::: Working data

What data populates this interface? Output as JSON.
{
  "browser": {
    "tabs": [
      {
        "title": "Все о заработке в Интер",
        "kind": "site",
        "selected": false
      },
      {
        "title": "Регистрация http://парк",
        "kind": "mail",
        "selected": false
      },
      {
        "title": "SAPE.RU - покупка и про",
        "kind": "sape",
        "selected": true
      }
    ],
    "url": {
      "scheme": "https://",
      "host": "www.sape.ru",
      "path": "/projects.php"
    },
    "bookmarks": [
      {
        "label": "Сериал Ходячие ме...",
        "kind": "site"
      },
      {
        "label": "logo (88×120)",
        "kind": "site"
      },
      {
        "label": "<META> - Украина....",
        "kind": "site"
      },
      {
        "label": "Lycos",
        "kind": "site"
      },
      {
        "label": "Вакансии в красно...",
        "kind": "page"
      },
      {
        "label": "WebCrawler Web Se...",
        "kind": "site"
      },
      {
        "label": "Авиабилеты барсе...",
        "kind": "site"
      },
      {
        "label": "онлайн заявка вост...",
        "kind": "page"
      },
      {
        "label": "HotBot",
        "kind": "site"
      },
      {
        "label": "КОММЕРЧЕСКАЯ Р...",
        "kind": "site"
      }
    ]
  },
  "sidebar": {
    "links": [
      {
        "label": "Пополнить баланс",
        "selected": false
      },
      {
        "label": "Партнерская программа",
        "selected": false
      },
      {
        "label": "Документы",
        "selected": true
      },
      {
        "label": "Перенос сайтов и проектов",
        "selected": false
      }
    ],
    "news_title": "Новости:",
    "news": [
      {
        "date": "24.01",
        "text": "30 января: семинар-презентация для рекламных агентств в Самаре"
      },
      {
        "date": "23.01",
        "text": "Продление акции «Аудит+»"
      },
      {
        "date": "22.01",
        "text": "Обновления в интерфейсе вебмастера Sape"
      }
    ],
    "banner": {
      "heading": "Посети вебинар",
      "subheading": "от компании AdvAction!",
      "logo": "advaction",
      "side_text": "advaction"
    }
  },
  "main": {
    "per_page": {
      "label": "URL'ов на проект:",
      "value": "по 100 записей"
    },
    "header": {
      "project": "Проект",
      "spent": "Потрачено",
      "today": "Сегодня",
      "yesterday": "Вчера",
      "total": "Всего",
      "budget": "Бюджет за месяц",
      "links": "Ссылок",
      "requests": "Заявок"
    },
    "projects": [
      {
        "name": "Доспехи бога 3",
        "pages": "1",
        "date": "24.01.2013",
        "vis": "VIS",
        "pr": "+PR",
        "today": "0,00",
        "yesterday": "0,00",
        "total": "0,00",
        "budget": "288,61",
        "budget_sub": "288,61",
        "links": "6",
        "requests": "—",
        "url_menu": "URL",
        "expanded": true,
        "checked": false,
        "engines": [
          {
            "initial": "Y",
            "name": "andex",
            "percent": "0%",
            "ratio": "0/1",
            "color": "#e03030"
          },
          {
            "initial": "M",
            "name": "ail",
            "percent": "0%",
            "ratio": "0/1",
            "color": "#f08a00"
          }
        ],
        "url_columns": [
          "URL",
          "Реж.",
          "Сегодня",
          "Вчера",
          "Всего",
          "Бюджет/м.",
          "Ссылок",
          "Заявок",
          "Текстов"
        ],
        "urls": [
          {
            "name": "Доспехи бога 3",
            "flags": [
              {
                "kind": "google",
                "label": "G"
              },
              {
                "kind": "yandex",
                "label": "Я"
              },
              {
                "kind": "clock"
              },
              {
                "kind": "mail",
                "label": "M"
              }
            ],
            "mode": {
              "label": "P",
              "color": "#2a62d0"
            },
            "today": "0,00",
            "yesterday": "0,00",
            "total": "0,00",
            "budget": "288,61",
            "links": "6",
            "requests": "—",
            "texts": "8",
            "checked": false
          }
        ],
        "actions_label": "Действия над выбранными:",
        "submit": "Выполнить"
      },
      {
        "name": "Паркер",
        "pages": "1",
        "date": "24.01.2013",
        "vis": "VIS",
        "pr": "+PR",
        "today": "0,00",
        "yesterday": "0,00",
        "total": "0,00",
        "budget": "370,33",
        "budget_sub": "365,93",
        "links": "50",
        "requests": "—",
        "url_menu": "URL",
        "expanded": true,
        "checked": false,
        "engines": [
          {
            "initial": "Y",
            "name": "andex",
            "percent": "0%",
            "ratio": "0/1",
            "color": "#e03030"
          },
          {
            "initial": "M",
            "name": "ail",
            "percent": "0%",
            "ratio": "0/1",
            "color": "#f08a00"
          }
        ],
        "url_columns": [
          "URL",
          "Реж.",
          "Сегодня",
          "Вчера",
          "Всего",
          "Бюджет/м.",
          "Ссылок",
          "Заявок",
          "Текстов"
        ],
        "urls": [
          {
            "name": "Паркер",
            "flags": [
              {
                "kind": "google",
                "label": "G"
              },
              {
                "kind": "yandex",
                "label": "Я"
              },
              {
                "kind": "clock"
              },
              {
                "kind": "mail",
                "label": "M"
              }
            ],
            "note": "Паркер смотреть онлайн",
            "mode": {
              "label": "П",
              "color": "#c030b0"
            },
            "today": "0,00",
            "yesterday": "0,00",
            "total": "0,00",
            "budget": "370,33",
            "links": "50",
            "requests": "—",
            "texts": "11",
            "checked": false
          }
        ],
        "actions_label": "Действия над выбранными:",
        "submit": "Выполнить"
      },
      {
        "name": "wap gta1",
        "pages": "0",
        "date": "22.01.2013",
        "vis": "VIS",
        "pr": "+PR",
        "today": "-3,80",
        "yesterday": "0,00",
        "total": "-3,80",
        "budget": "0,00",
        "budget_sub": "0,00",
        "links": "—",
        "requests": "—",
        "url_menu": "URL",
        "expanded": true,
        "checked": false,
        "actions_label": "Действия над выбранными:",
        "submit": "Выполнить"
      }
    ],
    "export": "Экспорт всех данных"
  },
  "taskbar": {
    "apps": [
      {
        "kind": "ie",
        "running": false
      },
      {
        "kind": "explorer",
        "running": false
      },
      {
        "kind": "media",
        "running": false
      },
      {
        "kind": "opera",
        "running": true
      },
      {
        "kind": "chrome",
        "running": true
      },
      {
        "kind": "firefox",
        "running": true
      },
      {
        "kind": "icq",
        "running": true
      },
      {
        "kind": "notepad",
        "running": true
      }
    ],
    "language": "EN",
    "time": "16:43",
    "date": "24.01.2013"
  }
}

::::::

▶ _Objective_: Make an exact copy of the data above.

▶ _Expected answer_:
What data populates this interface? Output as JSON.
{
  "browser": {
    "tabs": [
      {
        "title": "Все о заработке в Интер",
        "kind": "site",
        "selected": false
      },
      {
        "title": "Регистрация http://парк",
        "kind": "mail",
        "selected": false
      },
      {
        "title": "SAPE.RU - покупка и про",
        "kind": "sape",
        "selected": true
      }
    ],
    "url": {
      "scheme": "https://",
      "host": "www.sape.ru",
      "path": "/projects.php"
    },
    "bookmarks": [
      {
        "label": "Сериал Ходячие ме...",
        "kind": "site"
      },
      {
        "label": "logo (88×120)",
        "kind": "site"
      },
      {
        "label": "<META> - Украина....",
        "kind": "site"
      },
      {
        "label": "Lycos",
        "kind": "site"
      },
      {
        "label": "Вакансии в красно...",
        "kind": "page"
      },
      {
        "label": "WebCrawler Web Se...",
        "kind": "site"
      },
      {
        "label": "Авиабилеты барсе...",
        "kind": "site"
      },
      {
        "label": "онлайн заявка вост...",
        "kind": "page"
      },
      {
        "label": "HotBot",
        "kind": "site"
      },
      {
        "label": "КОММЕРЧЕСКАЯ Р...",
        "kind": "site"
      }
    ]
  },
  "sidebar": {
    "links": [
      {
        "label": "Пополнить баланс",
        "selected": false
      },
      {
        "label": "Партнерская программа",
        "selected": false
      },
      {
        "label": "Документы",
        "selected": true
      },
      {
        "label": "Перенос сайтов и проектов",
        "selected": false
      }
    ],
    "news_title": "Новости:",
    "news": [
      {
        "date": "24.01",
        "text": "30 января: семинар-презентация для рекламных агентств в Самаре"
      },
      {
        "date": "23.01",
        "text": "Продление акции «Аудит+»"
      },
      {
        "date": "22.01",
        "text": "Обновления в интерфейсе вебмастера Sape"
      }
    ],
    "banner": {
      "heading": "Посети вебинар",
      "subheading": "от компании AdvAction!",
      "logo": "advaction",
      "side_text": "advaction"
    }
  },
  "main": {
    "per_page": {
      "label": "URL'ов на проект:",
      "value": "по 100 записей"
    },
    "header": {
      "project": "Проект",
      "spent": "Потрачено",
      "today": "Сегодня",
      "yesterday": "Вчера",
      "total": "Всего",
      "budget": "Бюджет за месяц",
      "links": "Ссылок",
      "requests": "Заявок"
    },
    "projects": [
      {
        "name": "Доспехи бога 3",
        "pages": "1",
        "date": "24.01.2013",
        "vis": "VIS",
        "pr": "+PR",
        "today": "0,00",
        "yesterday": "0,00",
        "total": "0,00",
        "budget": "288,61",
        "budget_sub": "288,61",
        "links": "6",
        "requests": "—",
        "url_menu": "URL",
        "expanded": true,
        "checked": false,
        "engines": [
          {
            "initial": "Y",
            "name": "andex",
            "percent": "0%",
            "ratio": "0/1",
            "color": "#e03030"
          },
          {
            "initial": "M",
            "name": "ail",
            "percent": "0%",
            "ratio": "0/1",
            "color": "#f08a00"
          }
        ],
        "url_columns": [
          "URL",
          "Реж.",
          "Сегодня",
          "Вчера",
          "Всего",
          "Бюджет/м.",
          "Ссылок",
          "Заявок",
          "Текстов"
        ],
        "urls": [
          {
            "name": "Доспехи бога 3",
            "flags": [
              {
                "kind": "google",
                "label": "G"
              },
              {
                "kind": "yandex",
                "label": "Я"
              },
              {
                "kind": "clock"
              },
              {
                "kind": "mail",
                "label": "M"
              }
            ],
            "mode": {
              "label": "P",
              "color": "#2a62d0"
            },
            "today": "0,00",
            "yesterday": "0,00",
            "total": "0,00",
            "budget": "288,61",
            "links": "6",
            "requests": "—",
            "texts": "8",
            "checked": false
          }
        ],
        "actions_label": "Действия над выбранными:",
        "submit": "Выполнить"
      },
      {
        "name": "Паркер",
        "pages": "1",
        "date": "24.01.2013",
        "vis": "VIS",
        "pr": "+PR",
        "today": "0,00",
        "yesterday": "0,00",
        "total": "0,00",
        "budget": "370,33",
        "budget_sub": "365,93",
        "links": "50",
        "requests": "—",
        "url_menu": "URL",
        "expanded": true,
        "checked": false,
        "engines": [
          {
            "initial": "Y",
            "name": "andex",
            "percent": "0%",
            "ratio": "0/1",
            "color": "#e03030"
          },
          {
            "initial": "M",
            "name": "ail",
            "percent": "0%",
            "ratio": "0/1",
            "color": "#f08a00"
          }
        ],
        "url_columns": [
          "URL",
          "Реж.",
          "Сегодня",
          "Вчера",
          "Всего",
          "Бюджет/м.",
          "Ссылок",
          "Заявок",
          "Текстов"
        ],
        "urls": [
          {
            "name": "Паркер",
            "flags": [
              {
                "kind": "google",
                "label": "G"
              },
              {
                "kind": "yandex",
                "label": "Я"
              },
              {
                "kind": "clock"
              },
              {
                "kind": "mail",
                "label": "M"
              }
            ],
            "note": "Паркер смотреть онлайн",
            "mode": {
              "label": "П",
              "color": "#c030b0"
            },
            "today": "0,00",
            "yesterday": "0,00",
            "total": "0,00",
            "budget": "370,33",
            "links": "50",
            "requests": "—",
            "texts": "11",
            "checked": false
          }
        ],
        "actions_label": "Действия над выбранными:",
        "submit": "Выполнить"
      },
      {
        "name": "wap gta1",
        "pages": "0",
        "date": "22.01.2013",
        "vis": "VIS",
        "pr": "+PR",
        "today": "-3,80",
        "yesterday": "0,00",
        "total": "-3,80",
        "budget": "0,00",
        "budget_sub": "0,00",
        "links": "—",
        "requests": "—",
        "url_menu": "URL",
        "expanded": true,
        "checked": false,
        "actions_label": "Действия над выбранными:",
        "submit": "Выполнить"
      }
    ],
    "export": "Экспорт всех данных"
  },
  "taskbar": {
    "apps": [
      {
        "kind": "ie",
        "running": false
      },
      {
        "kind": "explorer",
        "running": false
      },
      {
        "kind": "media",
        "running": false
      },
      {
        "kind": "opera",
        "running": true
      },
      {
        "kind": "chrome",
        "running": true
      },
      {
        "kind": "firefox",
        "running": true
      },
      {
        "kind": "icq",
        "running": true
      },
      {
        "kind": "notepad",
        "running": true
      }
    ],
    "language": "EN",
    "time": "16:43",
    "date": "24.01.2013"
  }
}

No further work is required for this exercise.